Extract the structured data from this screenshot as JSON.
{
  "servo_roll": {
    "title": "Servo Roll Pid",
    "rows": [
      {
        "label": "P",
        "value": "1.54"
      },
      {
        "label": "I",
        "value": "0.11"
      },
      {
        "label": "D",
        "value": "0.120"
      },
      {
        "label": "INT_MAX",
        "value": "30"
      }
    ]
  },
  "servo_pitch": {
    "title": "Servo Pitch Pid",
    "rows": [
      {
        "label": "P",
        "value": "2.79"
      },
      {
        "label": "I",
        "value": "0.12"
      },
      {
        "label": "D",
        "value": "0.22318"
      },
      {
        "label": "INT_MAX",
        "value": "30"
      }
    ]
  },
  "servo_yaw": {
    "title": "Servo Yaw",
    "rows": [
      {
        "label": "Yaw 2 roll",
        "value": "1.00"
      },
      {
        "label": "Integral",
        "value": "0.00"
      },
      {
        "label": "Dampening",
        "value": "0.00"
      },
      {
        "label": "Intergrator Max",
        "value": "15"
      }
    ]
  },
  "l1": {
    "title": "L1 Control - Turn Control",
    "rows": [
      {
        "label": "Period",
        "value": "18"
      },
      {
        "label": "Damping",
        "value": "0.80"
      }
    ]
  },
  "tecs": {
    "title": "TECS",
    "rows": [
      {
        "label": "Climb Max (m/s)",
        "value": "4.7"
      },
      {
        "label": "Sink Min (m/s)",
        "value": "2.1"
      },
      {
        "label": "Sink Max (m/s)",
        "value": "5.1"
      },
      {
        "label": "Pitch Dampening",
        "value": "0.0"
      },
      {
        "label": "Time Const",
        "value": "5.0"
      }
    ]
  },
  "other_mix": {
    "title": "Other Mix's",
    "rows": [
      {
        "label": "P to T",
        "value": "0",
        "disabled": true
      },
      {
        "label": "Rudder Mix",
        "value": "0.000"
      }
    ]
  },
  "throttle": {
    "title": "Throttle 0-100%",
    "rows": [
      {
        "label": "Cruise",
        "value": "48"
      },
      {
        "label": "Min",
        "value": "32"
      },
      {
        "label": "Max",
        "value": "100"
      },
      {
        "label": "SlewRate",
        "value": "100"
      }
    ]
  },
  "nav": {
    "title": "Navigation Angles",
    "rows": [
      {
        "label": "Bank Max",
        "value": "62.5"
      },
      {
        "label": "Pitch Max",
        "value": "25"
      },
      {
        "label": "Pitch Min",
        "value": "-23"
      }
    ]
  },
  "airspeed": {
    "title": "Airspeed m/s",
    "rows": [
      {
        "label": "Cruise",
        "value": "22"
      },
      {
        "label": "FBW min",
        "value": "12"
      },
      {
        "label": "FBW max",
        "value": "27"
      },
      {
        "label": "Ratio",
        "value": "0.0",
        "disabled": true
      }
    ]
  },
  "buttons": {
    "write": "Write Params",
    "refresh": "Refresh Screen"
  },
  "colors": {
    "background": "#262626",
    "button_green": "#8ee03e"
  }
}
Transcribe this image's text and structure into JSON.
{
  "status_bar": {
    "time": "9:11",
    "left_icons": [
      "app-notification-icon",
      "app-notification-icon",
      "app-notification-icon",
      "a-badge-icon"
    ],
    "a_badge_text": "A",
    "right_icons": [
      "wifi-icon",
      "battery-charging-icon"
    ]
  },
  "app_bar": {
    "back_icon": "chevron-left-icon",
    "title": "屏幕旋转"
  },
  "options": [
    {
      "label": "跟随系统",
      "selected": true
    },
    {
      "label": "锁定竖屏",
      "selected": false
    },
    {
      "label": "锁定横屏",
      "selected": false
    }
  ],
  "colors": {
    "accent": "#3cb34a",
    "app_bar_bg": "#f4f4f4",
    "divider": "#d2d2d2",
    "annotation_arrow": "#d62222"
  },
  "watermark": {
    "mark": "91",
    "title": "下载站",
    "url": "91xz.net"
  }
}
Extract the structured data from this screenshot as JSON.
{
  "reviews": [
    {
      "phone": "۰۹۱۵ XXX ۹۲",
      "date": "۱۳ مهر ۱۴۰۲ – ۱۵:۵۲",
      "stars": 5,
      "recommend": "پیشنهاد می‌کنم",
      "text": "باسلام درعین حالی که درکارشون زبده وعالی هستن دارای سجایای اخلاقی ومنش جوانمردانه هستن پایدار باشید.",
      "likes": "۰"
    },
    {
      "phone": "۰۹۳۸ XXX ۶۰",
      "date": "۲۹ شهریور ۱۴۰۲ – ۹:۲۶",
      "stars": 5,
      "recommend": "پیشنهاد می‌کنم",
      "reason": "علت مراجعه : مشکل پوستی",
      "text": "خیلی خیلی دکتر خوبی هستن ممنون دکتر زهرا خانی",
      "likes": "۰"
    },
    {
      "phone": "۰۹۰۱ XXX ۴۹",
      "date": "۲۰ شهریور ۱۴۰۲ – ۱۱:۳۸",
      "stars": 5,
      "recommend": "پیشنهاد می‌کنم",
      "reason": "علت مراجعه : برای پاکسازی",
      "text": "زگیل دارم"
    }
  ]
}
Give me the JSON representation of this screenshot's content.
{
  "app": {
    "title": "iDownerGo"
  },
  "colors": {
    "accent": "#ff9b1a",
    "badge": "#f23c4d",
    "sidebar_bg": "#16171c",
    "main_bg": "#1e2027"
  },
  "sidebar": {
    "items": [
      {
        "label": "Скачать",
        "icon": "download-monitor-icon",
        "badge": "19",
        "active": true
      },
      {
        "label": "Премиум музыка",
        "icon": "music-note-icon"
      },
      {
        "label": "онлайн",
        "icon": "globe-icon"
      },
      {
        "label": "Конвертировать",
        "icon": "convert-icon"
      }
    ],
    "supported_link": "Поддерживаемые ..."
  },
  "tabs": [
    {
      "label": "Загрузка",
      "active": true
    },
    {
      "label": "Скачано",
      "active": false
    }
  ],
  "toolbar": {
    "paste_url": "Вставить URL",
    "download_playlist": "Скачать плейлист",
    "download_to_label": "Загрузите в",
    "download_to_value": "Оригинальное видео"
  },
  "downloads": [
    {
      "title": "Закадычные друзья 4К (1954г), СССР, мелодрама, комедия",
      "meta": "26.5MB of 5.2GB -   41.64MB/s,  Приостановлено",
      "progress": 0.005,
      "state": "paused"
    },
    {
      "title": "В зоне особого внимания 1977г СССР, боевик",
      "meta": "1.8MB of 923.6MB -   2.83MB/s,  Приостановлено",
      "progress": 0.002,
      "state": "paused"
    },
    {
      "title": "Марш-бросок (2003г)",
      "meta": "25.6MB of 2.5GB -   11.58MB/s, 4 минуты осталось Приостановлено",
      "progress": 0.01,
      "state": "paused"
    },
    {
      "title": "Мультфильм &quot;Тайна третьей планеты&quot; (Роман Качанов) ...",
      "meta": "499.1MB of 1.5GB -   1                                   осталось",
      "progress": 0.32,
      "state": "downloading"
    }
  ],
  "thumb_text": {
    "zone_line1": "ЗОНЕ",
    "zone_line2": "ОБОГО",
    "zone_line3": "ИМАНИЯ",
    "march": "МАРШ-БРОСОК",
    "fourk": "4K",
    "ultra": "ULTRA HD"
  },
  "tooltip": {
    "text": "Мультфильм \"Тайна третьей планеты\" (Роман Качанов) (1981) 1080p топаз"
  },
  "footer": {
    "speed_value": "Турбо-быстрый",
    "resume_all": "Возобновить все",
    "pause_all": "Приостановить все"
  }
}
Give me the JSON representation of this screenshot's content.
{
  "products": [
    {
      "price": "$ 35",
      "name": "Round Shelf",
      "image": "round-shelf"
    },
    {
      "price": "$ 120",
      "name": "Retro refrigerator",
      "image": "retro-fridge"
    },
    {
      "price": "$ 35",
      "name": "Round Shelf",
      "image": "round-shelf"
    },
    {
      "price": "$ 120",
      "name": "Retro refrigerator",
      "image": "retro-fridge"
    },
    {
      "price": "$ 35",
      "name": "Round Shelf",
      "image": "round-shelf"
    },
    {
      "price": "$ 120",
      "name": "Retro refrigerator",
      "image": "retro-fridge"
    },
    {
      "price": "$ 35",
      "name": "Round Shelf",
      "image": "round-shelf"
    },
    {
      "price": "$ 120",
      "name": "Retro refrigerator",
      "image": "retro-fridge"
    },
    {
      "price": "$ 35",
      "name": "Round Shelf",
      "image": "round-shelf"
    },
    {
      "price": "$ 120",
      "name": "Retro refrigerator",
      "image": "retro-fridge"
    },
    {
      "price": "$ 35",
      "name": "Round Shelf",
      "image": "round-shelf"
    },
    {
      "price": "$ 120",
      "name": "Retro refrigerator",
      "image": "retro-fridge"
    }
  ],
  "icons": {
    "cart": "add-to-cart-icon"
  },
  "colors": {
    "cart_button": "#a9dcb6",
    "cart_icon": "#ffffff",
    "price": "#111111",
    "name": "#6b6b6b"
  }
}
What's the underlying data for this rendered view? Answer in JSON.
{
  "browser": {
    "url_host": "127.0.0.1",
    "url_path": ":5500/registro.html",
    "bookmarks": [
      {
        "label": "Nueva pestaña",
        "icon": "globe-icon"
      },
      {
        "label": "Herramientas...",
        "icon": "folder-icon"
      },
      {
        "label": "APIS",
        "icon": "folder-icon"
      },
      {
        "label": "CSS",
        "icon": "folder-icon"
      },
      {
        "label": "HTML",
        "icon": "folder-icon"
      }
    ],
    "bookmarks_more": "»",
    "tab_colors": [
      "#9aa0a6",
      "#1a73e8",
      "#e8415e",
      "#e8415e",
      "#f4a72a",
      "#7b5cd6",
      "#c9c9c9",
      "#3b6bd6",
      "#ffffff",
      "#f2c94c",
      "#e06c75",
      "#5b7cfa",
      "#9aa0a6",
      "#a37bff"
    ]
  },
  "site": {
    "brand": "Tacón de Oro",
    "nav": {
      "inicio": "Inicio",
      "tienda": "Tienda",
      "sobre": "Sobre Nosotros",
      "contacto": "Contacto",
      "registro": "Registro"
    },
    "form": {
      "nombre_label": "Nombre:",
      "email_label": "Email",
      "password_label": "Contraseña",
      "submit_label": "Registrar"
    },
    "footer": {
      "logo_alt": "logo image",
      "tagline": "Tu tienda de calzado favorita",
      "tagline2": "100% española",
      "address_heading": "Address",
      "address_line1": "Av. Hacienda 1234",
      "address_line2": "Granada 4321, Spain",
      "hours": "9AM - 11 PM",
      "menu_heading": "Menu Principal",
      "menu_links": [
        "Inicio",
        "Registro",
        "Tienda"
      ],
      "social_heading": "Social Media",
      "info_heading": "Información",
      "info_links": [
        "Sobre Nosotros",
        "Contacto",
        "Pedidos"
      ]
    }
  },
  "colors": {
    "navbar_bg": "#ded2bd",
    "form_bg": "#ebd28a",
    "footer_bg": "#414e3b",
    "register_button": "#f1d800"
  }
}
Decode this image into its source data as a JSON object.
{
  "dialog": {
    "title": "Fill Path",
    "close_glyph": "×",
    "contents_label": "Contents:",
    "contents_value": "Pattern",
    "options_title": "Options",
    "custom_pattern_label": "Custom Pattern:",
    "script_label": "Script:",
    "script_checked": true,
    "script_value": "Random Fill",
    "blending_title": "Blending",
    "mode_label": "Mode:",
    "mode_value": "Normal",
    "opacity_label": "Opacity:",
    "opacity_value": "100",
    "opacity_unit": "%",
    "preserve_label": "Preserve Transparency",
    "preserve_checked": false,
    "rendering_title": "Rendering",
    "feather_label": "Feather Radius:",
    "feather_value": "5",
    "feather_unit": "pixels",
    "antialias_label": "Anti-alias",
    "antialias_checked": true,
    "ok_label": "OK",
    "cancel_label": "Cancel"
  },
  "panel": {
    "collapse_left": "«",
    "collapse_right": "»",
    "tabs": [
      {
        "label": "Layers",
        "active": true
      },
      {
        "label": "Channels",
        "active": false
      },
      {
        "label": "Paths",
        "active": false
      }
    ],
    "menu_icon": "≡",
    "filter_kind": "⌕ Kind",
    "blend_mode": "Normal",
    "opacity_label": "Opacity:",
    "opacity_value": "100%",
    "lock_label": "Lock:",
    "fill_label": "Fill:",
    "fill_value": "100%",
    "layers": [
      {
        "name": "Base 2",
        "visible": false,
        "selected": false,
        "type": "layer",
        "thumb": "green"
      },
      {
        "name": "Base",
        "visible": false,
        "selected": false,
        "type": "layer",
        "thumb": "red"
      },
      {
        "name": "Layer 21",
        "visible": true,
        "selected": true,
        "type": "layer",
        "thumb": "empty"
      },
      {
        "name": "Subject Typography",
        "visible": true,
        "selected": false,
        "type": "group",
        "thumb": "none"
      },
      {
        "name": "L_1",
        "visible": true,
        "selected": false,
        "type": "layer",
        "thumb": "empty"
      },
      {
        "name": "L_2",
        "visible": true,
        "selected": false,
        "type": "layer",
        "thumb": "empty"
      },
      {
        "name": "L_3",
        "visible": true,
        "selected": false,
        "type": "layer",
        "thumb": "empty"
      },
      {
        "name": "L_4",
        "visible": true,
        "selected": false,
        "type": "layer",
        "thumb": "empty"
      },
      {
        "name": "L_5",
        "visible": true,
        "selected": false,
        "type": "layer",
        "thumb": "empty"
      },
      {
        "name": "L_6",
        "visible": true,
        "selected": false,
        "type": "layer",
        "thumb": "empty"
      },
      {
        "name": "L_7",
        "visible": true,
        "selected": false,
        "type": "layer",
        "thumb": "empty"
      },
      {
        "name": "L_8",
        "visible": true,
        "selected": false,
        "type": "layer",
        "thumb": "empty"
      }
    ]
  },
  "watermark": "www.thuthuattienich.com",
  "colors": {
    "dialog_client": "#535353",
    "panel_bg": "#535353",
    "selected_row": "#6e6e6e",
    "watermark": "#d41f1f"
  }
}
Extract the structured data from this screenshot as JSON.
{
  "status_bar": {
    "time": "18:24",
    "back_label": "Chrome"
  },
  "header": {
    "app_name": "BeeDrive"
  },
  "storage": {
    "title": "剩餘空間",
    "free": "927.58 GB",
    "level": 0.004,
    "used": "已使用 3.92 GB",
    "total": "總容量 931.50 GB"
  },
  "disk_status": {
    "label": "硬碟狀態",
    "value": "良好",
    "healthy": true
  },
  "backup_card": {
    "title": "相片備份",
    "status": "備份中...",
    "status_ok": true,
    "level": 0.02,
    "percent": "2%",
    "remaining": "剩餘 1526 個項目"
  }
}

========================================

Extract all lines from the data in which "Тайна" is found.

      "title": "Мультфильм &quot;Тайна третьей планеты&quot; (Роман Качанов) ...",
    "text": "Мультфильм \"Тайна третьей планеты\" (Роман Качанов) (1981) 1080p топаз"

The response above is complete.